(A block of data)

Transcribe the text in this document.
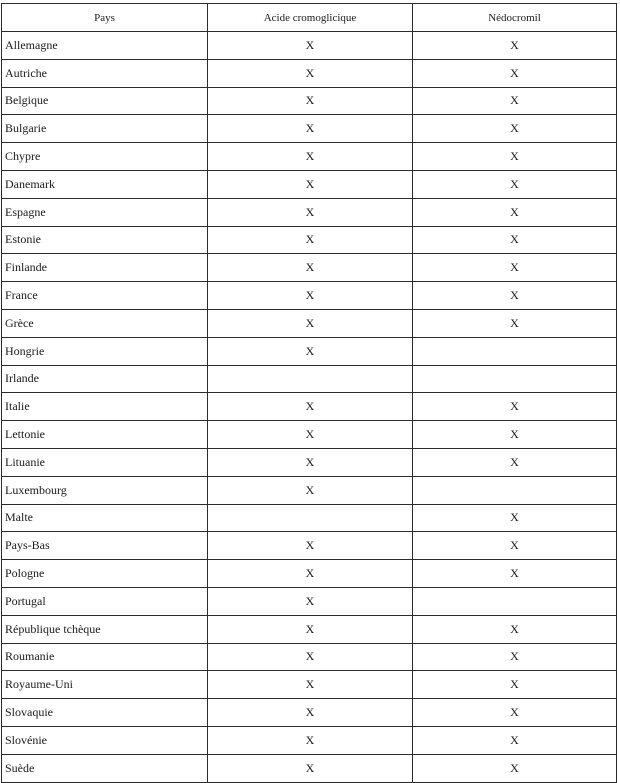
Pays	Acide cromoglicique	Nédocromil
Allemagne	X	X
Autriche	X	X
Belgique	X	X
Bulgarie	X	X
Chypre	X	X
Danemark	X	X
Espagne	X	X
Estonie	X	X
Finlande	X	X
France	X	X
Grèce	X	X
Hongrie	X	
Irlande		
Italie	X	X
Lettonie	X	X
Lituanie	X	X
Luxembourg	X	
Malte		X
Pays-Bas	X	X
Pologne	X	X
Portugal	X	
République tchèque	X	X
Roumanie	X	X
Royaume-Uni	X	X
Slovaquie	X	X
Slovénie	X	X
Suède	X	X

==

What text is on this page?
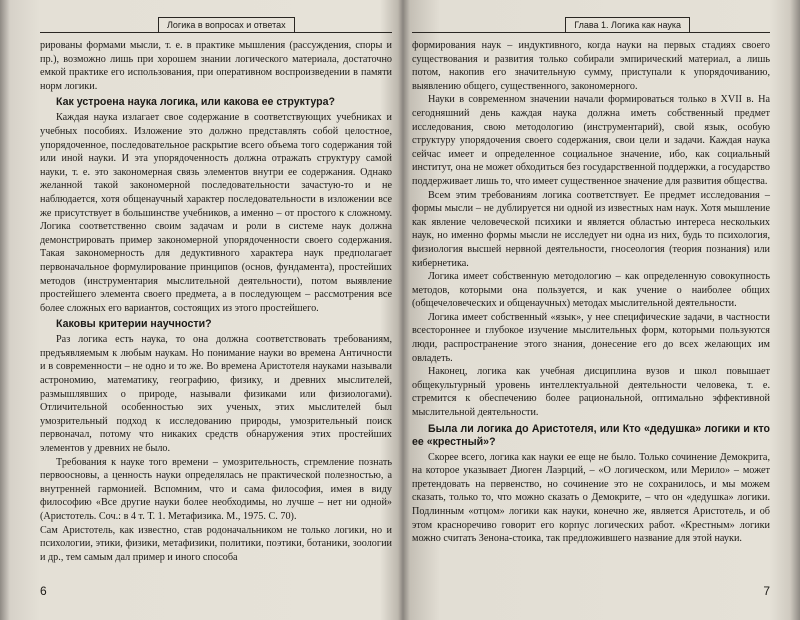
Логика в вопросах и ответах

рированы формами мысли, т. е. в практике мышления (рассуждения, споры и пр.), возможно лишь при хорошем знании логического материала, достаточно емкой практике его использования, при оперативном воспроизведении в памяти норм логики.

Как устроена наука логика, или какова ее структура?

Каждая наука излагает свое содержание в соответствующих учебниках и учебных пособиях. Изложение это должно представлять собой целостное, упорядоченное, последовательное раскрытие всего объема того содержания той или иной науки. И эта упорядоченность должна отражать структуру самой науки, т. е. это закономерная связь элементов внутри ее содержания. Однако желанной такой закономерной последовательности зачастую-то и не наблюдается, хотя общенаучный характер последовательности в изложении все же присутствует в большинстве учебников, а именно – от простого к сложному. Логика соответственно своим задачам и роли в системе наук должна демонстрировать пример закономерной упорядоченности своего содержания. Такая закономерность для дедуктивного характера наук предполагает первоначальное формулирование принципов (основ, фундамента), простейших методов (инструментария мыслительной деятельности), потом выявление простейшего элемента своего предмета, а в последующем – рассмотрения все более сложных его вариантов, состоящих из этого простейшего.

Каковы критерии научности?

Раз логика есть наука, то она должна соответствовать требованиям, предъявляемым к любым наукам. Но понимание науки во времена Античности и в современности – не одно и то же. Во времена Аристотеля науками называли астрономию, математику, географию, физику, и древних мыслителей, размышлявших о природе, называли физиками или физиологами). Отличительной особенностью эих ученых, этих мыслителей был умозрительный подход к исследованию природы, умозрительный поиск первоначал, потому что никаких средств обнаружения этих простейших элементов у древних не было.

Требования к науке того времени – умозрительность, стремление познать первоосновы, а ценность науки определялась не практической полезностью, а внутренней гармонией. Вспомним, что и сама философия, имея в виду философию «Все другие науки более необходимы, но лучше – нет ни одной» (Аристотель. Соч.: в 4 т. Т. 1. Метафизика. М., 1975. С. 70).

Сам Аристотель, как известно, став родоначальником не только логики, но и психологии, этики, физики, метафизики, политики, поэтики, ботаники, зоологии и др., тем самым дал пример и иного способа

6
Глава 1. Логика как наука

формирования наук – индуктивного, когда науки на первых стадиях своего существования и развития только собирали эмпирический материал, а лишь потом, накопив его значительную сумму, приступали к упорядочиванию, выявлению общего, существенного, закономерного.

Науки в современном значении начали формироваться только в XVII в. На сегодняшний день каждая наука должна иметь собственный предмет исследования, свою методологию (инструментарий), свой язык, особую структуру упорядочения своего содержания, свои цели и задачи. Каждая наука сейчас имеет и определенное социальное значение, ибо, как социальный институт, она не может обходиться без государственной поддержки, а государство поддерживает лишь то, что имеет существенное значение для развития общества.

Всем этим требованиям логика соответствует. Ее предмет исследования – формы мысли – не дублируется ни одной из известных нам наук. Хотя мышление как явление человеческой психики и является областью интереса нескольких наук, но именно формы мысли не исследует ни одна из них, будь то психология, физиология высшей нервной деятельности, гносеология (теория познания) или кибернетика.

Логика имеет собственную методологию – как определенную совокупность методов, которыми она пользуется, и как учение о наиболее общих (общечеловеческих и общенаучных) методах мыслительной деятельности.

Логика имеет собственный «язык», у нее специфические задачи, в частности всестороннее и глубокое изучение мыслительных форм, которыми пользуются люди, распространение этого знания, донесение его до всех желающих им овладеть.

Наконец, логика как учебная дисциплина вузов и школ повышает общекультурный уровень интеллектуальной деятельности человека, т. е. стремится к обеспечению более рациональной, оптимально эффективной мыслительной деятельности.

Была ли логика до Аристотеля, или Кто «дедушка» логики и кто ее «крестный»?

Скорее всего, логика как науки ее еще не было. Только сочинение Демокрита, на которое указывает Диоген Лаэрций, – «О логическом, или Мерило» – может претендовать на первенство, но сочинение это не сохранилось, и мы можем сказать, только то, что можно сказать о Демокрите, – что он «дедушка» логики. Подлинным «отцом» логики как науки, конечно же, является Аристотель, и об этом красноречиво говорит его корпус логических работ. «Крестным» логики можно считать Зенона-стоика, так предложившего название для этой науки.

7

---

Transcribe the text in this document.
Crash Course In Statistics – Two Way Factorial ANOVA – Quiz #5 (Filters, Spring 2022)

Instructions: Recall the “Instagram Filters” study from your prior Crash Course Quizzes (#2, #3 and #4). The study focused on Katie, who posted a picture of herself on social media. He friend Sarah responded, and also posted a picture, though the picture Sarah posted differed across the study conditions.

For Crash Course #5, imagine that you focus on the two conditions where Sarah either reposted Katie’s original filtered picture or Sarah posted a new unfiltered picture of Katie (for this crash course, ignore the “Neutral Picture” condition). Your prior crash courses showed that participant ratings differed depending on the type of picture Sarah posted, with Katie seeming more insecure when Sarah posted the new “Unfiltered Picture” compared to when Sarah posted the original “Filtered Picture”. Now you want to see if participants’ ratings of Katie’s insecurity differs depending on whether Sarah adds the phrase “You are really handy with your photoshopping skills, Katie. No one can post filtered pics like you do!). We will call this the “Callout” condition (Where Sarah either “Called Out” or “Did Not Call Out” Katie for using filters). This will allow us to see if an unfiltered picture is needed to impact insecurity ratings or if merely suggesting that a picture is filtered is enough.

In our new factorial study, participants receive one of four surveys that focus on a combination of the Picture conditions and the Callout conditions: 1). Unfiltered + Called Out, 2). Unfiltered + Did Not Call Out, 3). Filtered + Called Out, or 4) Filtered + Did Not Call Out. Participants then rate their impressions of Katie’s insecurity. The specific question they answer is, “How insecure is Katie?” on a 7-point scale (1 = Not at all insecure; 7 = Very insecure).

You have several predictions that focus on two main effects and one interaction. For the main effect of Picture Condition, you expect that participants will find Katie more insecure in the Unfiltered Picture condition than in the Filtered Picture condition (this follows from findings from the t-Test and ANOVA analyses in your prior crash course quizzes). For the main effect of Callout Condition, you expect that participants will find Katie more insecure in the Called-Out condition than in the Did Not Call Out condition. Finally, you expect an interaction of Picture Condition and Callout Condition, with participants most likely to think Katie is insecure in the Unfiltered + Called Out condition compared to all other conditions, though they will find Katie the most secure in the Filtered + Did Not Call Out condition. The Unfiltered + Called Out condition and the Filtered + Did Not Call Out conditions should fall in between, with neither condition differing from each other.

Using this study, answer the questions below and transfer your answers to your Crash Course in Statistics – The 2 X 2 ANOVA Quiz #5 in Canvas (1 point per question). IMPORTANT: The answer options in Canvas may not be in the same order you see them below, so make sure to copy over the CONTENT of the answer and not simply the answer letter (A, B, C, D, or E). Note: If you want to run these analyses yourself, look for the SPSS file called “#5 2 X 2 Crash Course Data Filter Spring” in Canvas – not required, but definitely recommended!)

(Task details)
Among the entries above, identify all lines with "задачи" and copy them.

(Output for this exercise)
Науки в современном значении начали формироваться только в XVII в. На сегодняшний день каждая наука должна иметь собственный предмет исследования, свою методологию (инструментарий), свой язык, особую структуру упорядочения своего содержания, свои цели и задачи. Каждая наука сейчас имеет и определенное социальное значение, ибо, как социальный институт, она не может обходиться без государственной поддержки, а государство поддерживает лишь то, что имеет существенное значение для развития общества.
Логика имеет собственный «язык», у нее специфические задачи, в частности всестороннее и глубокое изучение мыслительных форм, которыми пользуются люди, распространение этого знания, донесение его до всех желающих им овладеть.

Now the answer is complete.